*Task to complete*
What follows is a set of entries. Give them again exactly, without the pictures.

*Given entries*

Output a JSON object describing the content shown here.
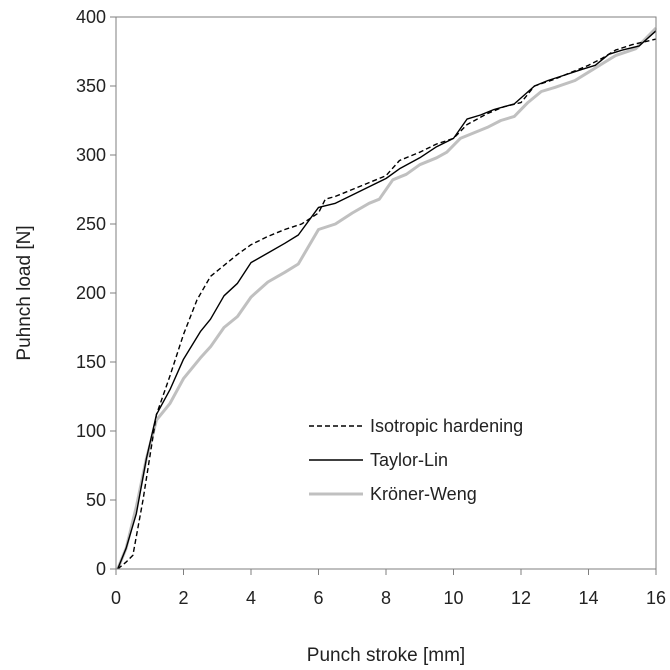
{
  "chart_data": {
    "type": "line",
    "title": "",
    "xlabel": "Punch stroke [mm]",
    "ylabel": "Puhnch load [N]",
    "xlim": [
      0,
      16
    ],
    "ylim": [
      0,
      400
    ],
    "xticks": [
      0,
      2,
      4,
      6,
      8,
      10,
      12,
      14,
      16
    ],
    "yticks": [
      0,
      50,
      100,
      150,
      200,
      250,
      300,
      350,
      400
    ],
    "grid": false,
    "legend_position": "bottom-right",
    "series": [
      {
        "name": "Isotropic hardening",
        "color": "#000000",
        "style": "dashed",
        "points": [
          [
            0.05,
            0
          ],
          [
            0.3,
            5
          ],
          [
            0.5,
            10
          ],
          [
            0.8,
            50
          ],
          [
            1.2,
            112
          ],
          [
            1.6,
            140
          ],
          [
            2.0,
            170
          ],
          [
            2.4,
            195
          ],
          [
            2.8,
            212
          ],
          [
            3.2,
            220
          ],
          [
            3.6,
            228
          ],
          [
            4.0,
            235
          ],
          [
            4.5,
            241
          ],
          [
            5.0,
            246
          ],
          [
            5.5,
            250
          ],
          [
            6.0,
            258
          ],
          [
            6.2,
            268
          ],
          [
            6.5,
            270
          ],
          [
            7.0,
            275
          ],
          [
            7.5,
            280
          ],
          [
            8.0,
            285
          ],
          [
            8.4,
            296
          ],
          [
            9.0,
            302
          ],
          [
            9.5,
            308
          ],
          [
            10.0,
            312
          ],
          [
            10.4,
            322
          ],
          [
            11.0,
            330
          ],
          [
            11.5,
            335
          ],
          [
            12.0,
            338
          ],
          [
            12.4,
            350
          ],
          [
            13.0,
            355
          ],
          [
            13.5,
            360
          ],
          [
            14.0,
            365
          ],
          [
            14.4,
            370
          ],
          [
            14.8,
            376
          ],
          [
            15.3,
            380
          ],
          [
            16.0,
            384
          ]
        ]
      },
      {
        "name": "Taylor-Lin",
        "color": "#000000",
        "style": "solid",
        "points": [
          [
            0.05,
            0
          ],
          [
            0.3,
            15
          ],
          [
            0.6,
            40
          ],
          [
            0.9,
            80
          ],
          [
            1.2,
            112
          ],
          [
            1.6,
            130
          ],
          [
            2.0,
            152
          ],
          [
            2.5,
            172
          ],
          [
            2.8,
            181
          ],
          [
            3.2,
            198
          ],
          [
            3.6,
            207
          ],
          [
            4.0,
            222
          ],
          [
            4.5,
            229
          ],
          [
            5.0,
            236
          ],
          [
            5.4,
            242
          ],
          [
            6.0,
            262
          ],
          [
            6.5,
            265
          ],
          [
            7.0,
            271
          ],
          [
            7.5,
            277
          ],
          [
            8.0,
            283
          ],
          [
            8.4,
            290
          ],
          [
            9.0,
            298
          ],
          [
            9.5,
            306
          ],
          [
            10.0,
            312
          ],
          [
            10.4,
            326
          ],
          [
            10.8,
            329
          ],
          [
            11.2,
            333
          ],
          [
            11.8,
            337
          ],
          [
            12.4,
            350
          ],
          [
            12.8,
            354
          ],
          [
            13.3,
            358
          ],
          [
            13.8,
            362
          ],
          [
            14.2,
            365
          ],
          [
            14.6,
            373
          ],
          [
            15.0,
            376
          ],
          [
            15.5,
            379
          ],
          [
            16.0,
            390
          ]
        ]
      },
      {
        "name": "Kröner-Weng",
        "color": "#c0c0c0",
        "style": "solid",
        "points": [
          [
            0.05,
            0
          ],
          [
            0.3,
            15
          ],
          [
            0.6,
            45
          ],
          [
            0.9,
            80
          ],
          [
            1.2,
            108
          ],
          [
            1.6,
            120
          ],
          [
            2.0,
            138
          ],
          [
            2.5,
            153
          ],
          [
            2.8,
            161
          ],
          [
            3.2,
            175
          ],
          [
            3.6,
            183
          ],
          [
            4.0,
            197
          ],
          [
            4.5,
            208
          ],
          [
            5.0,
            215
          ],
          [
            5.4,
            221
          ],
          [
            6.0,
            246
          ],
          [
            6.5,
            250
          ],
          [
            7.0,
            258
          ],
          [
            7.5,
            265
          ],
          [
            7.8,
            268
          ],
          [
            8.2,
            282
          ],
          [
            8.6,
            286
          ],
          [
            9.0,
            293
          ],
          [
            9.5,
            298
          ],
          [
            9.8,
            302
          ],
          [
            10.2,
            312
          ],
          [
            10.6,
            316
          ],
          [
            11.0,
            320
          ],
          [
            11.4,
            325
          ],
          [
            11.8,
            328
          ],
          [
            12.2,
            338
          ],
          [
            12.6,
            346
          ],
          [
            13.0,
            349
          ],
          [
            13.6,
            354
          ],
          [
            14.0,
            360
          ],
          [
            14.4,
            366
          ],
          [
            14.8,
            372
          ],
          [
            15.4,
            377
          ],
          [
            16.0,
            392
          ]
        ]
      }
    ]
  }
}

*Solution to this task*
Output a JSON object describing the content shown here.
{
  "chart_data": {
    "type": "line",
    "title": "",
    "xlabel": "Punch stroke [mm]",
    "ylabel": "Puhnch load [N]",
    "xlim": [
      0,
      16
    ],
    "ylim": [
      0,
      400
    ],
    "xticks": [
      0,
      2,
      4,
      6,
      8,
      10,
      12,
      14,
      16
    ],
    "yticks": [
      0,
      50,
      100,
      150,
      200,
      250,
      300,
      350,
      400
    ],
    "grid": false,
    "legend_position": "bottom-right",
    "series": [
      {
        "name": "Isotropic hardening",
        "color": "#000000",
        "style": "dashed",
        "points": [
          [
            0.05,
            0
          ],
          [
            0.3,
            5
          ],
          [
            0.5,
            10
          ],
          [
            0.8,
            50
          ],
          [
            1.2,
            112
          ],
          [
            1.6,
            140
          ],
          [
            2.0,
            170
          ],
          [
            2.4,
            195
          ],
          [
            2.8,
            212
          ],
          [
            3.2,
            220
          ],
          [
            3.6,
            228
          ],
          [
            4.0,
            235
          ],
          [
            4.5,
            241
          ],
          [
            5.0,
            246
          ],
          [
            5.5,
            250
          ],
          [
            6.0,
            258
          ],
          [
            6.2,
            268
          ],
          [
            6.5,
            270
          ],
          [
            7.0,
            275
          ],
          [
            7.5,
            280
          ],
          [
            8.0,
            285
          ],
          [
            8.4,
            296
          ],
          [
            9.0,
            302
          ],
          [
            9.5,
            308
          ],
          [
            10.0,
            312
          ],
          [
            10.4,
            322
          ],
          [
            11.0,
            330
          ],
          [
            11.5,
            335
          ],
          [
            12.0,
            338
          ],
          [
            12.4,
            350
          ],
          [
            13.0,
            355
          ],
          [
            13.5,
            360
          ],
          [
            14.0,
            365
          ],
          [
            14.4,
            370
          ],
          [
            14.8,
            376
          ],
          [
            15.3,
            380
          ],
          [
            16.0,
            384
          ]
        ]
      },
      {
        "name": "Taylor-Lin",
        "color": "#000000",
        "style": "solid",
        "points": [
          [
            0.05,
            0
          ],
          [
            0.3,
            15
          ],
          [
            0.6,
            40
          ],
          [
            0.9,
            80
          ],
          [
            1.2,
            112
          ],
          [
            1.6,
            130
          ],
          [
            2.0,
            152
          ],
          [
            2.5,
            172
          ],
          [
            2.8,
            181
          ],
          [
            3.2,
            198
          ],
          [
            3.6,
            207
          ],
          [
            4.0,
            222
          ],
          [
            4.5,
            229
          ],
          [
            5.0,
            236
          ],
          [
            5.4,
            242
          ],
          [
            6.0,
            262
          ],
          [
            6.5,
            265
          ],
          [
            7.0,
            271
          ],
          [
            7.5,
            277
          ],
          [
            8.0,
            283
          ],
          [
            8.4,
            290
          ],
          [
            9.0,
            298
          ],
          [
            9.5,
            306
          ],
          [
            10.0,
            312
          ],
          [
            10.4,
            326
          ],
          [
            10.8,
            329
          ],
          [
            11.2,
            333
          ],
          [
            11.8,
            337
          ],
          [
            12.4,
            350
          ],
          [
            12.8,
            354
          ],
          [
            13.3,
            358
          ],
          [
            13.8,
            362
          ],
          [
            14.2,
            365
          ],
          [
            14.6,
            373
          ],
          [
            15.0,
            376
          ],
          [
            15.5,
            379
          ],
          [
            16.0,
            390
          ]
        ]
      },
      {
        "name": "Kröner-Weng",
        "color": "#c0c0c0",
        "style": "solid",
        "points": [
          [
            0.05,
            0
          ],
          [
            0.3,
            15
          ],
          [
            0.6,
            45
          ],
          [
            0.9,
            80
          ],
          [
            1.2,
            108
          ],
          [
            1.6,
            120
          ],
          [
            2.0,
            138
          ],
          [
            2.5,
            153
          ],
          [
            2.8,
            161
          ],
          [
            3.2,
            175
          ],
          [
            3.6,
            183
          ],
          [
            4.0,
            197
          ],
          [
            4.5,
            208
          ],
          [
            5.0,
            215
          ],
          [
            5.4,
            221
          ],
          [
            6.0,
            246
          ],
          [
            6.5,
            250
          ],
          [
            7.0,
            258
          ],
          [
            7.5,
            265
          ],
          [
            7.8,
            268
          ],
          [
            8.2,
            282
          ],
          [
            8.6,
            286
          ],
          [
            9.0,
            293
          ],
          [
            9.5,
            298
          ],
          [
            9.8,
            302
          ],
          [
            10.2,
            312
          ],
          [
            10.6,
            316
          ],
          [
            11.0,
            320
          ],
          [
            11.4,
            325
          ],
          [
            11.8,
            328
          ],
          [
            12.2,
            338
          ],
          [
            12.6,
            346
          ],
          [
            13.0,
            349
          ],
          [
            13.6,
            354
          ],
          [
            14.0,
            360
          ],
          [
            14.4,
            366
          ],
          [
            14.8,
            372
          ],
          [
            15.4,
            377
          ],
          [
            16.0,
            392
          ]
        ]
      }
    ]
  }
}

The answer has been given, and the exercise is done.